(A run of records)
* * * * *
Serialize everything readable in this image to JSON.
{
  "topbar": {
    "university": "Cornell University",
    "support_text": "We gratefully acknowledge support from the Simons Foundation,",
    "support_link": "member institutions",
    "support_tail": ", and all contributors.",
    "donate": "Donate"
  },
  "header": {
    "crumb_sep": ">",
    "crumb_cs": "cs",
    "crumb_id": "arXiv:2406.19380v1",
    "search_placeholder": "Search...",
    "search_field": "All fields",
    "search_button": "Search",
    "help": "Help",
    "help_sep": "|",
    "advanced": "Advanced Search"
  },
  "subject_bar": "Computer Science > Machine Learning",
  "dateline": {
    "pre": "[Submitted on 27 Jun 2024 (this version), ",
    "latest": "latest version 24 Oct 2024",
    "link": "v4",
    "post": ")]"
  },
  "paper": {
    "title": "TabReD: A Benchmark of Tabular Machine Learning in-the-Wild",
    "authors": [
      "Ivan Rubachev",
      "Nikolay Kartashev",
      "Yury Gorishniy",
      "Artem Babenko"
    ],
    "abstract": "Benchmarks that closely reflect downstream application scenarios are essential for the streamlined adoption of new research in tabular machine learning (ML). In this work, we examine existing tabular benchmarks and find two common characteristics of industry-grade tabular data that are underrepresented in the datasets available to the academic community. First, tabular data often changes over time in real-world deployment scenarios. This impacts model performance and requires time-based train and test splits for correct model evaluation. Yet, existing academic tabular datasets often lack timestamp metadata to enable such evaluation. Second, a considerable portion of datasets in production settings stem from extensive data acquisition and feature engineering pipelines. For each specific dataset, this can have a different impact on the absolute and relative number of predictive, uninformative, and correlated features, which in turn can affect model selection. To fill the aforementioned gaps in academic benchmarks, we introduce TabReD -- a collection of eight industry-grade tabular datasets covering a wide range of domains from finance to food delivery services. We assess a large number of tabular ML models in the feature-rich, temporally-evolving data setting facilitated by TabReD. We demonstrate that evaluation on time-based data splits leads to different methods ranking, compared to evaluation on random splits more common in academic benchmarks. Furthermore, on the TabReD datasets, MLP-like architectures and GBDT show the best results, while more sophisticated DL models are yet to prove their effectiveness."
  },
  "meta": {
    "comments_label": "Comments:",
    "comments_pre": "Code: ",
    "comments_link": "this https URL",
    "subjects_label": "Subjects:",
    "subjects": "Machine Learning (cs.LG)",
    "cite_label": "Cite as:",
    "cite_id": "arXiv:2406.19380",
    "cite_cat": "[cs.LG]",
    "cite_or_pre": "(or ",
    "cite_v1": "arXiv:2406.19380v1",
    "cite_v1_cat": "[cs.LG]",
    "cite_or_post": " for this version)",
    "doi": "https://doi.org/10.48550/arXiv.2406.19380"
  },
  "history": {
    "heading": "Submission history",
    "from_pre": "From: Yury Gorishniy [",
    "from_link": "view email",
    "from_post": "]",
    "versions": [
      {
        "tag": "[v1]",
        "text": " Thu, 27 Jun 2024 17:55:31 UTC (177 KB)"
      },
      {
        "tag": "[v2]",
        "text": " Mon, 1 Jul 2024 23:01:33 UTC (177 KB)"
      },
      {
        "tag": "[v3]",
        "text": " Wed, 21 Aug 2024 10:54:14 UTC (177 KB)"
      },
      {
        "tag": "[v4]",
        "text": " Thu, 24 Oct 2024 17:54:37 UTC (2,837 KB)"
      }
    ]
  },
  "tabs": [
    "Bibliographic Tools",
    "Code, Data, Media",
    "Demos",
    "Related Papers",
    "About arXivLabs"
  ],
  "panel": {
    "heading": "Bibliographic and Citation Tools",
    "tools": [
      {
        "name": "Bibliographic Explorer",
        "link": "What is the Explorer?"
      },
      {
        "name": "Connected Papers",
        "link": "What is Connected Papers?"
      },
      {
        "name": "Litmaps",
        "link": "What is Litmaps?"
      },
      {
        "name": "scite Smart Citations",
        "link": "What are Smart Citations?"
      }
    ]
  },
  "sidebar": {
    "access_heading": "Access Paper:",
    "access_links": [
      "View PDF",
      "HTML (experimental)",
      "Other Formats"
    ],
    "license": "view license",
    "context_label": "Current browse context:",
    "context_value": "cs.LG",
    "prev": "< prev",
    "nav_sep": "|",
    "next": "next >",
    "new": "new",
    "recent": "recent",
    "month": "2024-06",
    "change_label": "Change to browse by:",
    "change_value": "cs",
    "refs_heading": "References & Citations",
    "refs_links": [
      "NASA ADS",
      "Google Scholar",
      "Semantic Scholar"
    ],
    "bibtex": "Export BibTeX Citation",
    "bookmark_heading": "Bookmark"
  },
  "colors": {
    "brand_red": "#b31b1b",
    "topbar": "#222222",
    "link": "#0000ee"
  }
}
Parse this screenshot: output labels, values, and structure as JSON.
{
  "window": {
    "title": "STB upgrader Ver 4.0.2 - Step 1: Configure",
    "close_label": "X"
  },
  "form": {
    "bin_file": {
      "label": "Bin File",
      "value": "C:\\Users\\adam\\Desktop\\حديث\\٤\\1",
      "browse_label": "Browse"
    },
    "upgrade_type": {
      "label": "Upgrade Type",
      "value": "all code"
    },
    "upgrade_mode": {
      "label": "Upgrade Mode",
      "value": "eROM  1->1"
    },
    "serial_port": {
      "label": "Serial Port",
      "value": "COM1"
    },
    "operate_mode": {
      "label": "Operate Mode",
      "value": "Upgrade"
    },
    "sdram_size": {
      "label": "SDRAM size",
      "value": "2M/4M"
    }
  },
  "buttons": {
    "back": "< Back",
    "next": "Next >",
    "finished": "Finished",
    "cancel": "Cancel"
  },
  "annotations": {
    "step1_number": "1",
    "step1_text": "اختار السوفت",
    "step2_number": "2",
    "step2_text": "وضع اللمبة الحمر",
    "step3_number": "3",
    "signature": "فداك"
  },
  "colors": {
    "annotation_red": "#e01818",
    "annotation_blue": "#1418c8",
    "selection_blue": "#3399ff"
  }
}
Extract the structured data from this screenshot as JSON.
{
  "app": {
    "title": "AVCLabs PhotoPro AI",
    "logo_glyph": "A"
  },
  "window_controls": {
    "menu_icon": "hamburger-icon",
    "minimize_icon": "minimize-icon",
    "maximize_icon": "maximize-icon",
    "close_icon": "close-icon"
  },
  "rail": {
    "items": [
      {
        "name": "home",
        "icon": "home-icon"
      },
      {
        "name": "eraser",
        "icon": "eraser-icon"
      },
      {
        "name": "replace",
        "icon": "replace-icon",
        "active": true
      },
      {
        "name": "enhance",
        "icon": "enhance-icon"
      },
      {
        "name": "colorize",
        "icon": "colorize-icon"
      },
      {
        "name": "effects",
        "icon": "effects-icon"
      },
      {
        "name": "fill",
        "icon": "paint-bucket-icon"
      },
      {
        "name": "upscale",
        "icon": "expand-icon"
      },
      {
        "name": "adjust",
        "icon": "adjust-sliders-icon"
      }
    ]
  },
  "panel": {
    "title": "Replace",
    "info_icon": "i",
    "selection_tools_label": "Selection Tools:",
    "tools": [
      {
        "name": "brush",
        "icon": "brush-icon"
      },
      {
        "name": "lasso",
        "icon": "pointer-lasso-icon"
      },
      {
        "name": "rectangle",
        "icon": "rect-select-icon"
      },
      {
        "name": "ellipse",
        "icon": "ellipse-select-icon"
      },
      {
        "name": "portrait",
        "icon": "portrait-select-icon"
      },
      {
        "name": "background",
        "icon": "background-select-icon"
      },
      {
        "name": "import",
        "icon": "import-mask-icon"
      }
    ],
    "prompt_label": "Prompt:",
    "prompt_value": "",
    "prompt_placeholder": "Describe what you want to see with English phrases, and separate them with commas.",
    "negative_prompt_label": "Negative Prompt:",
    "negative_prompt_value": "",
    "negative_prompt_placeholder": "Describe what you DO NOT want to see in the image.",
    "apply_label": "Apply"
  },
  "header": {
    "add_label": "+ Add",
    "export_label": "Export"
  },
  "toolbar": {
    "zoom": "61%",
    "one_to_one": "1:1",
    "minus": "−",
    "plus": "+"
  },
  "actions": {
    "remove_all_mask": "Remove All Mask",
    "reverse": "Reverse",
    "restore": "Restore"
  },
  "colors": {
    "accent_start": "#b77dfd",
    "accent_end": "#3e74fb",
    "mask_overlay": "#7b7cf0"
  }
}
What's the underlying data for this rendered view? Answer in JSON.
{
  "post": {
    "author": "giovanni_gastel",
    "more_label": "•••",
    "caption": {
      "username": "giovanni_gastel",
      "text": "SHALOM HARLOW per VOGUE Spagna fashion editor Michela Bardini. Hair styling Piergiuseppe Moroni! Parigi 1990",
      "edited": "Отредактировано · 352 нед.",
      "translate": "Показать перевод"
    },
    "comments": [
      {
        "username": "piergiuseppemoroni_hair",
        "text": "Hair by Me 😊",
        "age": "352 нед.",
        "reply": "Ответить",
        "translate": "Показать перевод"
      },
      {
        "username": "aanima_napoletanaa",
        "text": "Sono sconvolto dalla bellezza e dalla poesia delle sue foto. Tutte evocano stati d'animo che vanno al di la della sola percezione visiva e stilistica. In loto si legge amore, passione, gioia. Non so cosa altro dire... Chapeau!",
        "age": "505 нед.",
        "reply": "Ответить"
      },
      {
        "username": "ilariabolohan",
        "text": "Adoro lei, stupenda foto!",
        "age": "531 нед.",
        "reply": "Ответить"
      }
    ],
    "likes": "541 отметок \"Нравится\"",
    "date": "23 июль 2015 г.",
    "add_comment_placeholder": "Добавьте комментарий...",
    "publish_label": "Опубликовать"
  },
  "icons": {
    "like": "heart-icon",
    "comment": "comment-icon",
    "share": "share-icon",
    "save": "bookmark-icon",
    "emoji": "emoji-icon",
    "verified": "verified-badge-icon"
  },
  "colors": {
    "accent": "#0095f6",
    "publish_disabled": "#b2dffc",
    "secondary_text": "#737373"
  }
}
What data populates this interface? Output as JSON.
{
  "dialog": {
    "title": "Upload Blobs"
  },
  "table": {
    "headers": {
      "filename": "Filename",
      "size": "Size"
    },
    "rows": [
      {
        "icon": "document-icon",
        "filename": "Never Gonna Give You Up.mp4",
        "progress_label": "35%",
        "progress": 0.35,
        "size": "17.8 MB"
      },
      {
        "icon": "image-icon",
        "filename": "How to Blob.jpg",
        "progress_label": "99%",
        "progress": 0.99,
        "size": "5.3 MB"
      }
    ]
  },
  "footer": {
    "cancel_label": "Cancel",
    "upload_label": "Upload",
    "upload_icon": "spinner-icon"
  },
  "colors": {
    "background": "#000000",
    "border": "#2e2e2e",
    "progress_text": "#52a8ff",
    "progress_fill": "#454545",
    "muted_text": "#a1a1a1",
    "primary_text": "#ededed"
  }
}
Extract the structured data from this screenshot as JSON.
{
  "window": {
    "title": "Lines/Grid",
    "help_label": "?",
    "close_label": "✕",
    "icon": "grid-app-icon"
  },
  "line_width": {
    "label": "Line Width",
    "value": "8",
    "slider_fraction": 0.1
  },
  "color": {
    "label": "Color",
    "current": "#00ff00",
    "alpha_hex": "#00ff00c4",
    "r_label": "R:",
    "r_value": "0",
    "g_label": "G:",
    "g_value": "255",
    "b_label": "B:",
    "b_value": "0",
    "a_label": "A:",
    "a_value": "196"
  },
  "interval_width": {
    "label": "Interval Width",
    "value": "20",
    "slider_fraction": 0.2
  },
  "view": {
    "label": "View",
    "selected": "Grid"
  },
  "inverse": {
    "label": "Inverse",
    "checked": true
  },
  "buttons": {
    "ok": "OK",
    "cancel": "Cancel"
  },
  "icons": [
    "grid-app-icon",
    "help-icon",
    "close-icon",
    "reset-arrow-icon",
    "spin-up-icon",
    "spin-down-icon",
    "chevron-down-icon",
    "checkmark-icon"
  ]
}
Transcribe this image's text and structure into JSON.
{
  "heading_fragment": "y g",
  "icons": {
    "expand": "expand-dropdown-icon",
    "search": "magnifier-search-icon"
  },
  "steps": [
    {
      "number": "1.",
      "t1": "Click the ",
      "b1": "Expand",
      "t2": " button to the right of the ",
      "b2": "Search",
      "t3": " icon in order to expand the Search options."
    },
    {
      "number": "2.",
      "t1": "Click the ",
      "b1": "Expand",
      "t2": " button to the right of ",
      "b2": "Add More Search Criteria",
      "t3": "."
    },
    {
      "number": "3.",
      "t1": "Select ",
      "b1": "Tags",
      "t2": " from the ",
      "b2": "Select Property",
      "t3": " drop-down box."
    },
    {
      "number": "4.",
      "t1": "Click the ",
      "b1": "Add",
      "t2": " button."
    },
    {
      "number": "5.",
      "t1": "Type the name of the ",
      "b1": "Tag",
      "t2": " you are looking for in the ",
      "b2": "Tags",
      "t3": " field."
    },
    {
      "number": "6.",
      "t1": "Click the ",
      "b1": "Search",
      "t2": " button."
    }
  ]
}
* * * * *
◆ Exercise instructions ◆
Your task is to output exactly the lines running from the one with "Transcribe this image's" through the final line of the material above, with both ends included.

◆ Worked solution ◆
Transcribe this image's text and structure into JSON.
{
  "heading_fragment": "y g",
  "icons": {
    "expand": "expand-dropdown-icon",
    "search": "magnifier-search-icon"
  },
  "steps": [
    {
      "number": "1.",
      "t1": "Click the ",
      "b1": "Expand",
      "t2": " button to the right of the ",
      "b2": "Search",
      "t3": " icon in order to expand the Search options."
    },
    {
      "number": "2.",
      "t1": "Click the ",
      "b1": "Expand",
      "t2": " button to the right of ",
      "b2": "Add More Search Criteria",
      "t3": "."
    },
    {
      "number": "3.",
      "t1": "Select ",
      "b1": "Tags",
      "t2": " from the ",
      "b2": "Select Property",
      "t3": " drop-down box."
    },
    {
      "number": "4.",
      "t1": "Click the ",
      "b1": "Add",
      "t2": " button."
    },
    {
      "number": "5.",
      "t1": "Type the name of the ",
      "b1": "Tag",
      "t2": " you are looking for in the ",
      "b2": "Tags",
      "t3": " field."
    },
    {
      "number": "6.",
      "t1": "Click the ",
      "b1": "Search",
      "t2": " button."
    }
  ]
}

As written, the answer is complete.